[Rows from a figure dataset]
•••••

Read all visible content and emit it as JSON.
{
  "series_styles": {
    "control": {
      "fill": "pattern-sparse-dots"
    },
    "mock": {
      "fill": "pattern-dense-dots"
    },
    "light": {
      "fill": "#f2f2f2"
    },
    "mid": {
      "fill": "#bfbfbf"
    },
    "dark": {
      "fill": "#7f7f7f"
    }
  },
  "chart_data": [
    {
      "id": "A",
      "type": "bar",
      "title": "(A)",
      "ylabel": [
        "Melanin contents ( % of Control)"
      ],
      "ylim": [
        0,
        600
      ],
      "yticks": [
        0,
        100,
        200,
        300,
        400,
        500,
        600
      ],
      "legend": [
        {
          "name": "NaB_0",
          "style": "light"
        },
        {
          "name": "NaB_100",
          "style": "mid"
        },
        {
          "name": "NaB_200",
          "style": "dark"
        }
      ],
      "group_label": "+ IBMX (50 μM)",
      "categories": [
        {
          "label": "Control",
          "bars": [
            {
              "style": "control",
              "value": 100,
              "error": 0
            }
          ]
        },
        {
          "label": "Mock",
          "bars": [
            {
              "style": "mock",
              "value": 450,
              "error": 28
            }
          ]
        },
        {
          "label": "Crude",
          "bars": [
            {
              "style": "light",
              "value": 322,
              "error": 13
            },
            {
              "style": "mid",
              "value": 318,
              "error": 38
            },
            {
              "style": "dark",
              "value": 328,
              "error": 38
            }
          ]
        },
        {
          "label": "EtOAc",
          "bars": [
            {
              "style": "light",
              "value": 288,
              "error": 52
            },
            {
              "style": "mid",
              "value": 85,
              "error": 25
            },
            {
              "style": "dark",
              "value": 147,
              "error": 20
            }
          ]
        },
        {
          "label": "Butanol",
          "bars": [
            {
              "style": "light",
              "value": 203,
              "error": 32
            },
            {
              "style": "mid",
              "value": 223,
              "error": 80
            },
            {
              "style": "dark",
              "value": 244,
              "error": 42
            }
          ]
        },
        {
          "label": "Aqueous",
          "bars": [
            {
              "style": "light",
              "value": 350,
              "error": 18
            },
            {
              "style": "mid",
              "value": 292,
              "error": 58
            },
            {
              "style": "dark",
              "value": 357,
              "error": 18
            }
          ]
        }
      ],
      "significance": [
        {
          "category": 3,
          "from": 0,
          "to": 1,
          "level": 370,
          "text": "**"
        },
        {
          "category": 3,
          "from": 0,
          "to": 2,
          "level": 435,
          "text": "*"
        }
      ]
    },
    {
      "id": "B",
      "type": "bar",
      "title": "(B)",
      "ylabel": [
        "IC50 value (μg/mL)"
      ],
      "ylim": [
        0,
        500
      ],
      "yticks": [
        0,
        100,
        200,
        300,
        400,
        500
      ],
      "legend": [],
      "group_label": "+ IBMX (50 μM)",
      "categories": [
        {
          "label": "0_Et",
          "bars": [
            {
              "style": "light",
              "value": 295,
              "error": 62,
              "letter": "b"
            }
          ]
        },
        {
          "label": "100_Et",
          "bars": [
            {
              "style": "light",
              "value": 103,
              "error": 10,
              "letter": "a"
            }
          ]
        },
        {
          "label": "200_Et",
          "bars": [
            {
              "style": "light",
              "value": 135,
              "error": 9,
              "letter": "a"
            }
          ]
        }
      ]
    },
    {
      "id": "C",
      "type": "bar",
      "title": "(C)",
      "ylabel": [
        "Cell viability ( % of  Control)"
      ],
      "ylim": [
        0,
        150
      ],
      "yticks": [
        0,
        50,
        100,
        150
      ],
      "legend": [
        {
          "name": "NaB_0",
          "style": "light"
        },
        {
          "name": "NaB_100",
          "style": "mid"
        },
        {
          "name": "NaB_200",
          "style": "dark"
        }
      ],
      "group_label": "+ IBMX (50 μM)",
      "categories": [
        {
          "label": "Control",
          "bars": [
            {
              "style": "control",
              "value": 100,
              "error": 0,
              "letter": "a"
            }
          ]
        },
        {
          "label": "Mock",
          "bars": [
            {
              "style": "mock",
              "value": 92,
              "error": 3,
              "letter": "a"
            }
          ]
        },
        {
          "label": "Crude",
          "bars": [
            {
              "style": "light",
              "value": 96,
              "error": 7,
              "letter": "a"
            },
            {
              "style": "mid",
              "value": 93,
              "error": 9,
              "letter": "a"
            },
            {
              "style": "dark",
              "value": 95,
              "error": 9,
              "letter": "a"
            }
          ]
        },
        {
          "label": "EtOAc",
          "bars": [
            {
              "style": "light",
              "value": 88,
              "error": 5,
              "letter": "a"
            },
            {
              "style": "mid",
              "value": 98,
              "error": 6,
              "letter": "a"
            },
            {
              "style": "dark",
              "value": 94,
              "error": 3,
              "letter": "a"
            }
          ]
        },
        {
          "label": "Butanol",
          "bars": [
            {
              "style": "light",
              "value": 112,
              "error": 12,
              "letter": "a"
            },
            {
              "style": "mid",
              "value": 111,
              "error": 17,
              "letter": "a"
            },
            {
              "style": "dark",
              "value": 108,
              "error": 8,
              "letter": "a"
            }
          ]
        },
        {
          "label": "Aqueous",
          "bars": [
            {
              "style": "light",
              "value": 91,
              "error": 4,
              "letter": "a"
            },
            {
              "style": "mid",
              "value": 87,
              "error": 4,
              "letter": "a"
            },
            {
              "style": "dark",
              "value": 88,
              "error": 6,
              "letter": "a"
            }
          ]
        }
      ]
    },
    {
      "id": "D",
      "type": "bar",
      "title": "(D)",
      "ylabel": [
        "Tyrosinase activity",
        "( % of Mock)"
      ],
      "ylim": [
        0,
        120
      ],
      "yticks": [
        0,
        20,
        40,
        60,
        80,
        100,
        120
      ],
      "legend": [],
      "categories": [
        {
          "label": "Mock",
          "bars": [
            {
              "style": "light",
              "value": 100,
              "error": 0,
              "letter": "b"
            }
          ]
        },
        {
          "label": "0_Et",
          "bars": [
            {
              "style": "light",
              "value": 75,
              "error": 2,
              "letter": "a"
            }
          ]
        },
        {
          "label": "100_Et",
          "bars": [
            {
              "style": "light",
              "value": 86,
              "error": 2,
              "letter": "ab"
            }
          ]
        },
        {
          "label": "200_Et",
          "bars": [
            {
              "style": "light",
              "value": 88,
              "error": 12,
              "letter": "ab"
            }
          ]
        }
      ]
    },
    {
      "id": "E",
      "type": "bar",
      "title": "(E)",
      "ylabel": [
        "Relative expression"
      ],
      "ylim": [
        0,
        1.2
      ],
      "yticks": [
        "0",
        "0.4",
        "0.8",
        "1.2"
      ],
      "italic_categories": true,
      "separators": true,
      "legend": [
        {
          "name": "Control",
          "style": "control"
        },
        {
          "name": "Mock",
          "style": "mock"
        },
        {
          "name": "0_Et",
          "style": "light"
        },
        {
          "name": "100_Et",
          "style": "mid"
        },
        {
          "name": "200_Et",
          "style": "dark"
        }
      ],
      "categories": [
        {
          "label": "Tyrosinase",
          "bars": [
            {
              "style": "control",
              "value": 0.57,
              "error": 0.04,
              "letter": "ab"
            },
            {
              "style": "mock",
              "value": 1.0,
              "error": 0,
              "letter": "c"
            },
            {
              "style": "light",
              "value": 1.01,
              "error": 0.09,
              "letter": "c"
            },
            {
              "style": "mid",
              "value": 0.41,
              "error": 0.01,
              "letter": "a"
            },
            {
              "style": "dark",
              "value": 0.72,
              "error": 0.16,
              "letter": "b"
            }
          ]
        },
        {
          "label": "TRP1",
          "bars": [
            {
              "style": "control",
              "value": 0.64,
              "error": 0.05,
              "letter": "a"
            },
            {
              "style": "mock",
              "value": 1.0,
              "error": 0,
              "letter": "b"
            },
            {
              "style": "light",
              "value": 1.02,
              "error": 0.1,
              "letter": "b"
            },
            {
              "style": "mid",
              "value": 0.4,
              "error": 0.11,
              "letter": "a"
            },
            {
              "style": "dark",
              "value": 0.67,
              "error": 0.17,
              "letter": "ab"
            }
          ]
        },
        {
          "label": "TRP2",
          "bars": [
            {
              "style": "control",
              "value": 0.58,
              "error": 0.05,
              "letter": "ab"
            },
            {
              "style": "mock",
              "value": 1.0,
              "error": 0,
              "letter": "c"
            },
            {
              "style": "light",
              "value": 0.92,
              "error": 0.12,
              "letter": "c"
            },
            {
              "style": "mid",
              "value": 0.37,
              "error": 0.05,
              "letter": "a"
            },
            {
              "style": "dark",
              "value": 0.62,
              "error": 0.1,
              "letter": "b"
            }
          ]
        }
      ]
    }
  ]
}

•••••

• TO DO:
Write only the number of lines in the data above that include "name".

• TASK OUTPUT:
11